● EXCERPT TO READ
1 Introduction

Drought has become a typical extreme natural phenomenon in the context of global climate change. As the world’s costliest natural disaster (Chen and Yang 2013), drought has caused an average of 6–8 billion dollars in global damages annually (Vasiliades and Loukas 2009). In recent years, the frequencies, intensities, durations, and losses of droughts are increasing due to not only the impacts of global climate change and ecological environment destruction, but also the growing water consumption caused by rising population, developing economy, and rapid urbanization process (Yuan et al. 2013).

China is a drought-prone country (He et al. 2011). Reports of droughts in China are widely scattered throughout the national meteorological literatures, constituting one of the rich observational records ranging from 1470 to present in the world (Chen and Yang 2013). Like many developing countries, rural economies in China are highly dependent on agriculture, and agriculture is more vulnerable to drought impacts (Osbahr et al. 2008). Drought can cause shortage in both surface and ground water sources and consequently has damaging effects on crop production and rearing of livestock (Ashraf et al. 2014). The statistical data in China show that the average area affected by drought is approximately 21.59 million ha annually and the annual grain losses due to drought are up to 10 billion kg (He et al. 2011). Drought is one of the major limiting factors of Chinese agriculture (Xu et al. 2013).

Adaptation is one of the policy options for reducing the potential negative impacts of drought hazard on agriculture (IPCC 2007; Ozor et al. 2012). Given the consequences and pervasiveness of drought, it is of importance to help local rural communities by promoting adaptation measures and make them more susceptible to extreme climate events such as drought and associated climatic variations (Ashraf et al. 2014; Obayelu et al. 2014).

An in-depth knowledge of local farmers’ perceptions of climate change their ongoing adaptation measures toward the drought hazard along with the factors which might influence farmers’ choices is important (Bryan et al. 2013), which could not only enhance policy measures in order to mitigate the negative impacts of drought but also increases the farm households’ capability to cope and adapt better with the challenges posed by drought to their agro-based livelihood (Ashraf et al. 2014). There are a growing number of studies of farm-level adaptation strategies and their determinants (Kabubo-Mariara 2008; Deressa et al. 2009; Solomon et al. 2014; Bryan et al. 2013; Sarker et al. 2013; Ashraf et al. 2014). However, due to different climatic conditions, farm types and other conditions such as political, economic and institutional factors (Hisali et al. 2011), adaptation choices in agriculture vary across countries and areas. Therefore, country-specific or area-specific studies of adaptation measures to the drought hazard are required (Sarker et al. 2013). The objectives of this study are to identify farmers’ ongoing adaption measures toward the drought hazard and to examine factors influencing their decisions to adapt in Yongqiao District. To the best of our knowledge, this is the first study that primarily deals with drought adaptation methods and factors affecting the choices at farm household level in China.

● DATASET RECORDS
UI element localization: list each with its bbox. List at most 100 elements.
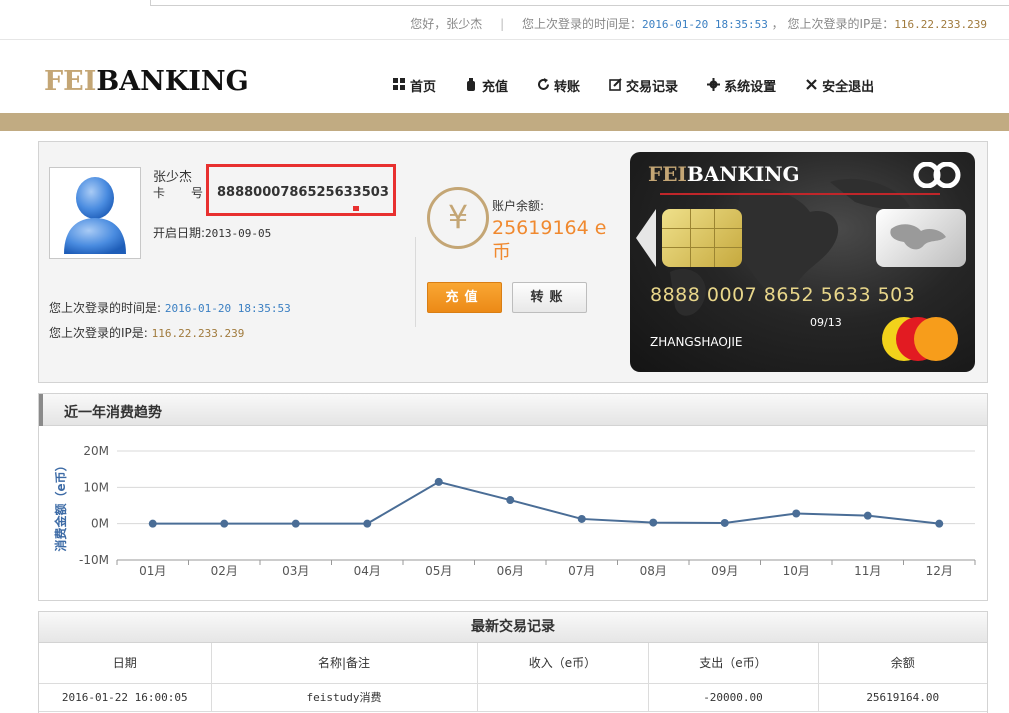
- nav-charge-label: 充值: [482, 80, 509, 95]
- avatar: [49, 167, 141, 259]
- logo-banking: BANKING: [96, 66, 249, 97]
- open-date: 开启日期:2013-09-05: [153, 224, 271, 241]
- y-axis-label: 消费金额（e币）: [53, 459, 68, 551]
- card-expiry: 09/13: [810, 316, 842, 329]
- nav-settings[interactable]: 系统设置: [706, 76, 776, 95]
- last-ip-value: 116.22.233.239: [151, 327, 245, 340]
- col-date: 日期: [39, 643, 212, 684]
- main-nav: 首页 充值 转账 交易记录 系统设置 安全退出: [392, 76, 902, 95]
- col-name-note: 名称|备注: [211, 643, 478, 684]
- table-header-row: 日期 名称|备注 收入（e币） 支出（e币） 余额: [39, 643, 987, 684]
- close-icon: [804, 78, 818, 93]
- data-point: [649, 518, 658, 527]
- separator: |: [500, 17, 505, 31]
- open-date-label: 开启日期:: [153, 226, 206, 240]
- card-hologram: [876, 209, 966, 267]
- x-tick-label: 12月: [926, 564, 953, 578]
- x-tick-label: 11月: [854, 564, 881, 578]
- y-tick-label: 0M: [91, 517, 109, 531]
- balance-label: 账户余额:: [492, 199, 545, 213]
- last-login-time: 2016-01-20 18:35:53: [641, 18, 768, 31]
- last-login-ip-row: 您上次登录的IP是: 116.22.233.239: [49, 324, 244, 341]
- nav-home-label: 首页: [410, 80, 437, 95]
- data-point: [863, 511, 872, 520]
- yen-icon: ¥: [427, 187, 489, 249]
- chart-header-accent: [39, 394, 43, 426]
- wallet-icon: [464, 77, 478, 94]
- chart-title: 近一年消费趋势: [64, 405, 162, 421]
- nav-home[interactable]: 首页: [392, 76, 436, 95]
- y-tick-label: 20M: [83, 444, 109, 458]
- nav-transfer[interactable]: 转账: [536, 76, 580, 95]
- cell-name: feistudy消费: [211, 683, 478, 712]
- table-row[interactable]: 2016-01-22 16:00:05 feistudy消费 -20000.00…: [39, 683, 987, 712]
- gear-icon: [706, 77, 720, 94]
- y-tick-label: -10M: [79, 553, 109, 567]
- balance-value: 25619164 e 币: [492, 217, 607, 263]
- nav-transactions-label: 交易记录: [626, 80, 679, 95]
- card-logo: FEIBANKING: [648, 162, 800, 186]
- x-tick-label: 02月: [211, 564, 238, 578]
- transfer-button[interactable]: 转账: [512, 282, 587, 313]
- x-tick-label: 07月: [568, 564, 595, 578]
- comma: ，: [771, 17, 784, 31]
- feibanking-logo[interactable]: FEIBANKING: [44, 66, 249, 97]
- last-time-label: 您上次登录的时间是:: [49, 301, 162, 315]
- cell-income: [477, 683, 649, 712]
- card-holder: ZHANGSHAOJIE: [650, 335, 743, 349]
- col-balance: 余额: [818, 643, 987, 684]
- data-point: [577, 514, 586, 523]
- last-login-time-label: 您上次登录的时间是：: [521, 17, 642, 31]
- x-tick-label: 03月: [282, 564, 309, 578]
- open-date-value: 2013-09-05: [205, 227, 272, 240]
- y-tick-label: 10M: [83, 480, 109, 494]
- grid-icon: [392, 78, 406, 93]
- browser-tab-edge: [150, 0, 1009, 6]
- charge-button[interactable]: 充值: [427, 282, 502, 313]
- series-line: [152, 480, 940, 525]
- bank-card: FEIBANKING 8888 0007 8652 5633 503 09/13…: [630, 152, 975, 372]
- recent-transactions-panel: 最新交易记录 日期 名称|备注 收入（e币） 支出（e币） 余额 2016-01…: [38, 611, 988, 713]
- logo-fei: FEI: [44, 66, 97, 97]
- spending-line-chart: 20M 10M 0M -10M 01月 02月 03月 04月 05月 06月 07月 08月 09月 1…: [53, 444, 976, 578]
- card-logo-banking: BANKING: [686, 162, 800, 186]
- last-login-ip-label: 您上次登录的IP是：: [787, 17, 895, 31]
- x-tick-label: 01月: [139, 564, 166, 578]
- card-logo-fei: FEI: [648, 162, 687, 186]
- login-info: 您好，张少杰 | 您上次登录的时间是：2016-01-20 18:35:53 ，…: [410, 15, 987, 32]
- spending-trend-panel: 近一年消费趋势 20M 10M 0M -10M 01月 02月 03月 04月 05月 06月 07…: [38, 393, 988, 601]
- user-avatar-icon: [64, 177, 126, 254]
- x-tick-label: 10月: [783, 564, 810, 578]
- nav-logout[interactable]: 安全退出: [804, 76, 874, 95]
- last-time-value: 2016-01-20 18:35:53: [164, 302, 291, 315]
- data-point: [935, 519, 944, 528]
- last-login-ip: 116.22.233.239: [894, 18, 987, 31]
- nav-charge[interactable]: 充值: [464, 76, 508, 95]
- data-point: [220, 519, 229, 528]
- nav-transactions[interactable]: 交易记录: [608, 76, 678, 95]
- highlight-marker: [353, 206, 359, 211]
- nav-logout-label: 安全退出: [822, 80, 875, 95]
- vertical-divider: [415, 237, 416, 327]
- card-brand-rings-icon: [912, 161, 962, 191]
- card-arrow-icon: [636, 209, 656, 267]
- card-embossed-number: 8888 0007 8652 5633 503: [650, 284, 916, 306]
- last-ip-label: 您上次登录的IP是:: [49, 326, 148, 340]
- mastercard-logo-icon: [882, 317, 962, 361]
- x-tick-label: 05月: [425, 564, 452, 578]
- x-tick-label: 09月: [711, 564, 738, 578]
- account-panel: 张少杰 卡号 8888000786525633503 开启日期:2013-09-…: [38, 141, 988, 383]
- x-tick-label: 04月: [354, 564, 381, 578]
- data-point: [792, 509, 801, 518]
- x-tick-label: 06月: [497, 564, 524, 578]
- card-chip: [662, 209, 742, 267]
- cell-expense: -20000.00: [648, 683, 819, 712]
- cell-balance: 25619164.00: [818, 683, 987, 712]
- nav-settings-label: 系统设置: [724, 80, 777, 95]
- account-name: 张少杰: [153, 170, 193, 185]
- chart-header: 近一年消费趋势: [39, 394, 987, 426]
- data-point: [363, 519, 372, 528]
- top-info-bar: 您好，张少杰 | 您上次登录的时间是：2016-01-20 18:35:53 ，…: [0, 0, 1009, 40]
- refresh-icon: [536, 77, 550, 94]
- data-point: [291, 519, 300, 528]
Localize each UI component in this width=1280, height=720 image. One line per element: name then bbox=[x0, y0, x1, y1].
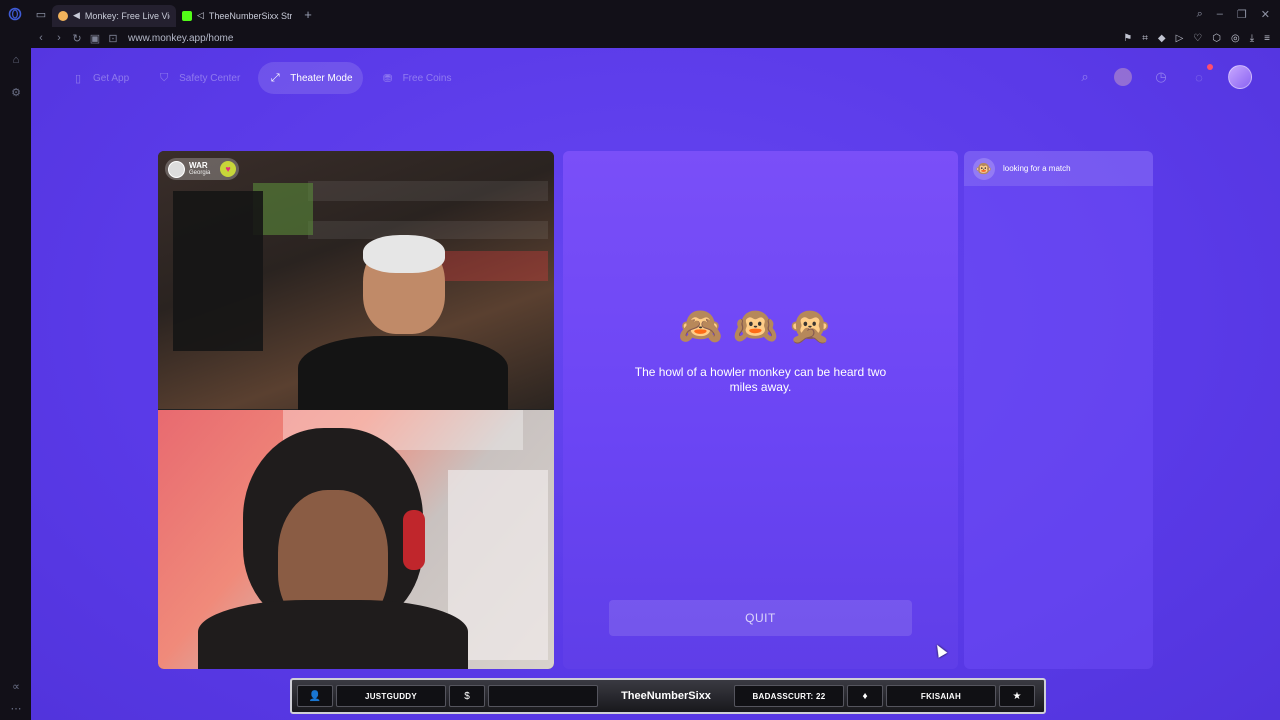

● PROBLEM SET
A - According to the drought introduction, how much grain does China lose to drought each year?
B - Summarize the drought introduction in two sentences.
C - Write the next part of the drought introduction, starting after its final sentence.

● ANSWER LIST
A - Up to 10 billion kg.

B - Drought is a costly and worsening disaster and a major limiting factor of agriculture in China, where rural economies depend heavily on farming. Because adaptation choices vary across countries and areas, the study sets out to identify farmers' ongoing adaptation measures toward drought in Yongqiao District and the factors influencing their decisions to adapt.

C -
The remainder of this paper is organized as follows. Section 2 describes the study area. Section 3 presents data collection and the analytical framework. Section 4 reports the empirical results and discussions. The final section provides a concluding summary of our findings.

2 Study area

Yongqiao District was selected as the study area. It is the biggest county-level district in China, located in the north of Anhui Province. Geographically, district extends from 33°17′ to 34°05′ north latitudes and from 116°05′ to 117°26′ east longitudes. The total area of this district is 2868 sq km. In 2012, the population of the district was 1.88 million, among which agricultural populations accounted for about 78 %. The population density was 656 persons per sq km with an average household size of four persons. The average per capita GDP was approximately CNY 20,059 (USD 3280). Wheat and corn are the two main crops in this area.

Yongqiao is part of the drought-prone region of China (see Fig. 1). The surface of this district is generally undulating, and the soil is very porous with low capacity to retain water. This makes the area vulnerable to drought. The main problems that affect stable crop harvests are heat waves during the crop’s flowering phase in July and August and rainfall shortages. Due to the effects of climate change, farmers may face more risky situations in the future and adaptation is imperative to maintain and improve the productivity of the agricultural sector.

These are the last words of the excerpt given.